▸ **DIRECTIONS**
State how many lines contain the string "identified", and write nothing else.

[Begin GIVEN INFORMATION]

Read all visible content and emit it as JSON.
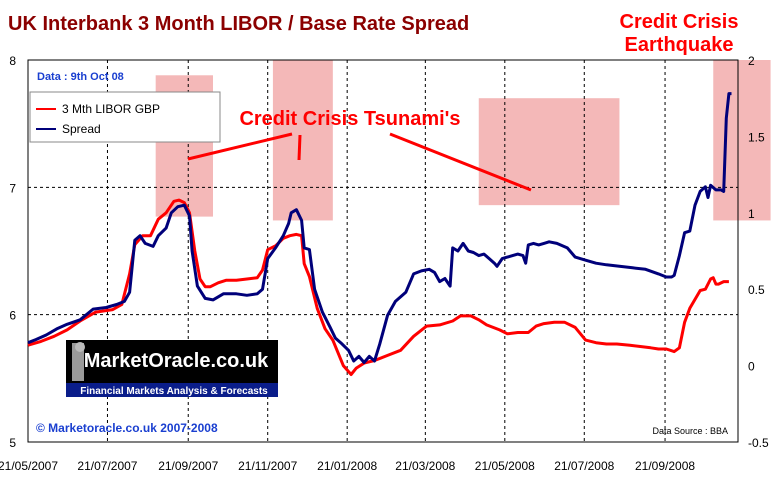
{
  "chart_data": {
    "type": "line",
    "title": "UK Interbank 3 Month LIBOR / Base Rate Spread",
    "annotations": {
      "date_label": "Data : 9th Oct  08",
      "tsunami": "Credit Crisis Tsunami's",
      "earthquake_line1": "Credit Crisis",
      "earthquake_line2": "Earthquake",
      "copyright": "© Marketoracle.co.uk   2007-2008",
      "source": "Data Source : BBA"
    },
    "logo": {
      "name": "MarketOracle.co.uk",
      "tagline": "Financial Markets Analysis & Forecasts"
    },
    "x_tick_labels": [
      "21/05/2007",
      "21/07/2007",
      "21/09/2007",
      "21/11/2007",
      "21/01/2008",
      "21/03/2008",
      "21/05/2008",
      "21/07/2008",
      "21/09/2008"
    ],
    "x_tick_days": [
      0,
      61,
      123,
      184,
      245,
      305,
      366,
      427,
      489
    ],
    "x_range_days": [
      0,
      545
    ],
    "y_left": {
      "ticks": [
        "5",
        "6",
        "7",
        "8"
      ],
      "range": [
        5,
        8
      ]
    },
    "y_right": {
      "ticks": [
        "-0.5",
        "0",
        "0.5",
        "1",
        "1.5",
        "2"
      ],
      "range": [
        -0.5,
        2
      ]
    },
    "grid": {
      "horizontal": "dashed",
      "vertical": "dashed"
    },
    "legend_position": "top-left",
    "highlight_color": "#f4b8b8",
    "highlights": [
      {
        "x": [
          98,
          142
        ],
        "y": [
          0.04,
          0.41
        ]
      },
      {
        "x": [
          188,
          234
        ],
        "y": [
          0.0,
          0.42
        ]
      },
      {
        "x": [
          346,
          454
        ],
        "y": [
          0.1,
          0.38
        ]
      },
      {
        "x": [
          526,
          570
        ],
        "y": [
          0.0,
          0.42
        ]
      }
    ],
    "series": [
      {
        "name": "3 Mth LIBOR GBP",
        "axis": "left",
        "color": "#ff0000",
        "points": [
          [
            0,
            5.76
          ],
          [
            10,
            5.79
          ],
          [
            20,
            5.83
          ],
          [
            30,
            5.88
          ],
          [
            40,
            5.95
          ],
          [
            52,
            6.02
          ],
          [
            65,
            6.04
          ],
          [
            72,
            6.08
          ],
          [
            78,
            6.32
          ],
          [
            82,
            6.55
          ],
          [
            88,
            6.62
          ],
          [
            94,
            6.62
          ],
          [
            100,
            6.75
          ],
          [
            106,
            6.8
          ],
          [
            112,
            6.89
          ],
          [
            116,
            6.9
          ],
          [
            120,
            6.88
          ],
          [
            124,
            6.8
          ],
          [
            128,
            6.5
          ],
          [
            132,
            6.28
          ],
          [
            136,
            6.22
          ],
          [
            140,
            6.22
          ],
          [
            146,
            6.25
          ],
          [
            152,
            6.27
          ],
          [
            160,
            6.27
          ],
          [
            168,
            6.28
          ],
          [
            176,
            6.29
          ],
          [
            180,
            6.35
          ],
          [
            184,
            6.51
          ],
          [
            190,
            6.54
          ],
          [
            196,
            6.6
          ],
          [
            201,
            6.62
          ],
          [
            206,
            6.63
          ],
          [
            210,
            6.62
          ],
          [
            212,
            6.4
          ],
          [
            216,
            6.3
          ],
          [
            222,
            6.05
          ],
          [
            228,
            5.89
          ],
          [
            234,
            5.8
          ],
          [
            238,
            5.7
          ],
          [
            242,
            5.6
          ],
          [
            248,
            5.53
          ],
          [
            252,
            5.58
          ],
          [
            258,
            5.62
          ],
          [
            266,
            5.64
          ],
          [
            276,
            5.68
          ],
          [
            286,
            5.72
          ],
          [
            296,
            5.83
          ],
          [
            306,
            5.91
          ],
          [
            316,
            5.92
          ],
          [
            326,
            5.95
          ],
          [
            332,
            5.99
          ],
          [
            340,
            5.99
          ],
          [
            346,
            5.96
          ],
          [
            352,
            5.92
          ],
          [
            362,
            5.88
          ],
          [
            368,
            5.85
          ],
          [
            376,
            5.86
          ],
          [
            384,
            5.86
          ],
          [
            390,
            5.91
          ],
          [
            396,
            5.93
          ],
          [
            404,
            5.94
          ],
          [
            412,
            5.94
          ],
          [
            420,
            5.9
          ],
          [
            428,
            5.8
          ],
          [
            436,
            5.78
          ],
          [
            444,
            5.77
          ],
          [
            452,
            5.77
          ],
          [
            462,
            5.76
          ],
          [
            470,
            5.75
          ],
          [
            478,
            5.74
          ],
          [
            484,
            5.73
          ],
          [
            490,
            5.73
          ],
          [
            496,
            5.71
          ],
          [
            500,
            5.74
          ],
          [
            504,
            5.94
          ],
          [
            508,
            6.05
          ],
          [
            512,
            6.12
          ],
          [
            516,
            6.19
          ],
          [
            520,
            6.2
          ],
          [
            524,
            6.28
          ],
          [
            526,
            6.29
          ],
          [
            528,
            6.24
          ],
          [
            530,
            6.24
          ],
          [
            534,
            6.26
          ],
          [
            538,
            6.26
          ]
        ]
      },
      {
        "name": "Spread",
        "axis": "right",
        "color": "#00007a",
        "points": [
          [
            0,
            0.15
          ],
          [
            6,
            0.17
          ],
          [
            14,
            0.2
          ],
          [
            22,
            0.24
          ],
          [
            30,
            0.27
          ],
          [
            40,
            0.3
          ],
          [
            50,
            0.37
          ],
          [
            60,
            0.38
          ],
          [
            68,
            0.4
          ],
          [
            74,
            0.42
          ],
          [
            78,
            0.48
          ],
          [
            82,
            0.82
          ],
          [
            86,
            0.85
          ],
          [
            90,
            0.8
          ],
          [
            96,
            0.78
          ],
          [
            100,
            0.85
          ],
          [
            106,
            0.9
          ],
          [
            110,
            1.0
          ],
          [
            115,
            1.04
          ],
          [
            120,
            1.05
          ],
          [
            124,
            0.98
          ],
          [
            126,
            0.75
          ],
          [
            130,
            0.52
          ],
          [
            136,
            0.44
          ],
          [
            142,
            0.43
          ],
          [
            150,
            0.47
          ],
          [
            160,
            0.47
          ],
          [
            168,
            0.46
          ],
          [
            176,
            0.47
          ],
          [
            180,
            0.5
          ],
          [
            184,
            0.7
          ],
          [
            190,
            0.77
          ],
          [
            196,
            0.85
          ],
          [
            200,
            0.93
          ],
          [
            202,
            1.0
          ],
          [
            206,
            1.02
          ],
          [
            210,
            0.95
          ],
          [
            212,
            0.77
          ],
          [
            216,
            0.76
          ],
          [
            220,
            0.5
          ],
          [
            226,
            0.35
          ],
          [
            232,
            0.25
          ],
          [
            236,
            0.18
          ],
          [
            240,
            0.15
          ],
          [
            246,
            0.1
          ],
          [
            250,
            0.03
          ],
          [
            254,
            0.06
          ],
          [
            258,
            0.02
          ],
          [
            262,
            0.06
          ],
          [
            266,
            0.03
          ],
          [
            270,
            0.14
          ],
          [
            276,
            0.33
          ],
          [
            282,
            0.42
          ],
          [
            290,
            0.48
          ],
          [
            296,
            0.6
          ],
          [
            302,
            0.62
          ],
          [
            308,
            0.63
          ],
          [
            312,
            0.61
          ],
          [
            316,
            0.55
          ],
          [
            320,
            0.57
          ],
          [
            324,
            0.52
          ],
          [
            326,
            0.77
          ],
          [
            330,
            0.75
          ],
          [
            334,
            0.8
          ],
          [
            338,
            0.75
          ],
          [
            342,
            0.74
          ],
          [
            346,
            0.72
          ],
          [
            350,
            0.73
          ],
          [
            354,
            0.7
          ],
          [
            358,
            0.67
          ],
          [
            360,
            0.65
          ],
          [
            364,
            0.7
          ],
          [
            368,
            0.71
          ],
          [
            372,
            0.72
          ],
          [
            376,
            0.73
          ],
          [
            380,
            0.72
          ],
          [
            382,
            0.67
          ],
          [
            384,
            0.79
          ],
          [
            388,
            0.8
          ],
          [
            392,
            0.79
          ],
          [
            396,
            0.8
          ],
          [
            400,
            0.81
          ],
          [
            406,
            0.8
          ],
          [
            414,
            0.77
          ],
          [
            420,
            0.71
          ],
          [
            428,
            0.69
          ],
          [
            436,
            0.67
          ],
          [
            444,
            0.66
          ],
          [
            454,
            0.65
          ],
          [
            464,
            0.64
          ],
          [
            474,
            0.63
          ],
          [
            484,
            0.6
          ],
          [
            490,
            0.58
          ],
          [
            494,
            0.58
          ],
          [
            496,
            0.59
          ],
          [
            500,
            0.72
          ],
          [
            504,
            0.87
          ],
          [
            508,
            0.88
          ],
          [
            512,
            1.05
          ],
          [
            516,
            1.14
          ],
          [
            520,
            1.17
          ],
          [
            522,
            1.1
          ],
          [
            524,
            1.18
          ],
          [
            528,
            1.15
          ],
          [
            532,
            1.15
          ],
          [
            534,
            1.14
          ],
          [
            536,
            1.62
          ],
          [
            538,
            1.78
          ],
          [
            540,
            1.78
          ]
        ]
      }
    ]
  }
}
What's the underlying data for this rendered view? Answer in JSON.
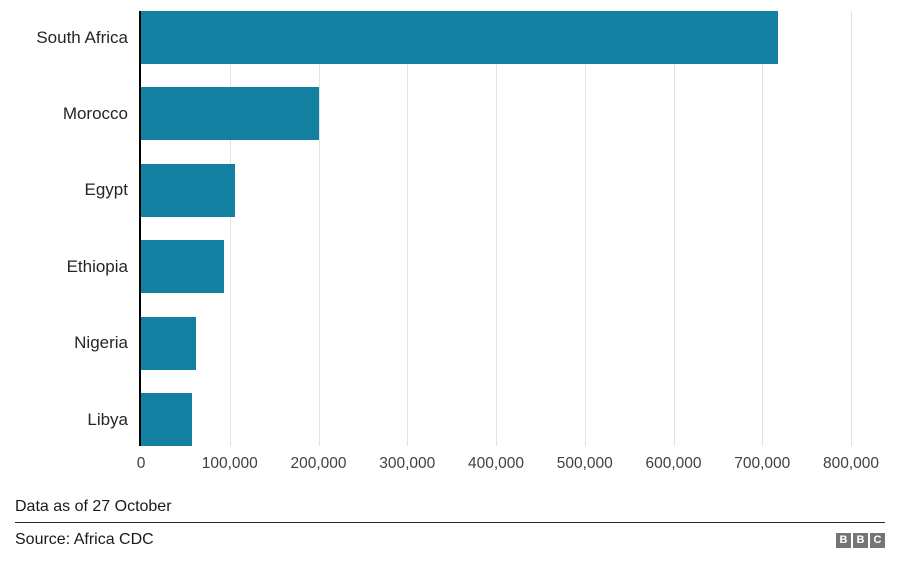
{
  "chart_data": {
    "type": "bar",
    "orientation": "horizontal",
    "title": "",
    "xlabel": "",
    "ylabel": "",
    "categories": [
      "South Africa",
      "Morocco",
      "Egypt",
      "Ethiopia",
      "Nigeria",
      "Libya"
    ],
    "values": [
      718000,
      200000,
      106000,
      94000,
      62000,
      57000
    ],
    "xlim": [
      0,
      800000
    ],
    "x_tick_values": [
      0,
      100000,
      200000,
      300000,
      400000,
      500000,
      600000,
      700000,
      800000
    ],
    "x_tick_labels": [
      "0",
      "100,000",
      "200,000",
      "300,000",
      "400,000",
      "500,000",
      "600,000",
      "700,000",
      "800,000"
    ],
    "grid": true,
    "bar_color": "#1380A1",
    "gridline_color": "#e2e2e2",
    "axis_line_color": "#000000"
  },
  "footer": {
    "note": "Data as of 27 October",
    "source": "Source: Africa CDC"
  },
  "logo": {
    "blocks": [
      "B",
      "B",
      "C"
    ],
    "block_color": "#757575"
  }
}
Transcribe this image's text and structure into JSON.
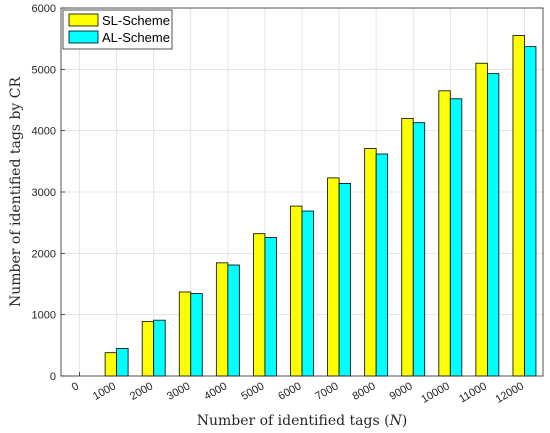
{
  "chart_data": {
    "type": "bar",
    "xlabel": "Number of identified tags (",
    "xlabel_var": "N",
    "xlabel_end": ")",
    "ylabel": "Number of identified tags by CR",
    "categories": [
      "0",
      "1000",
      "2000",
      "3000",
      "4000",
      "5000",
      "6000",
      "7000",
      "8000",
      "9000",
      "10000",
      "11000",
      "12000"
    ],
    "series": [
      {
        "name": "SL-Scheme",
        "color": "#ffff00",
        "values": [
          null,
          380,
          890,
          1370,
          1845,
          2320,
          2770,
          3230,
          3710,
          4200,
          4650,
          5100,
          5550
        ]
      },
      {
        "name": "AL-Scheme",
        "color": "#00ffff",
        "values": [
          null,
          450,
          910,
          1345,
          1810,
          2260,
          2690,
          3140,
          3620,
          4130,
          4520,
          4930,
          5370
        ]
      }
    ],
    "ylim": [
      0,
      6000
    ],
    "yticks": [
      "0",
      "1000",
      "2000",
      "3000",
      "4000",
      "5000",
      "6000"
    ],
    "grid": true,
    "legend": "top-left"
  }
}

[End GIVEN INFORMATION]

▸ **TASK RESULT**
2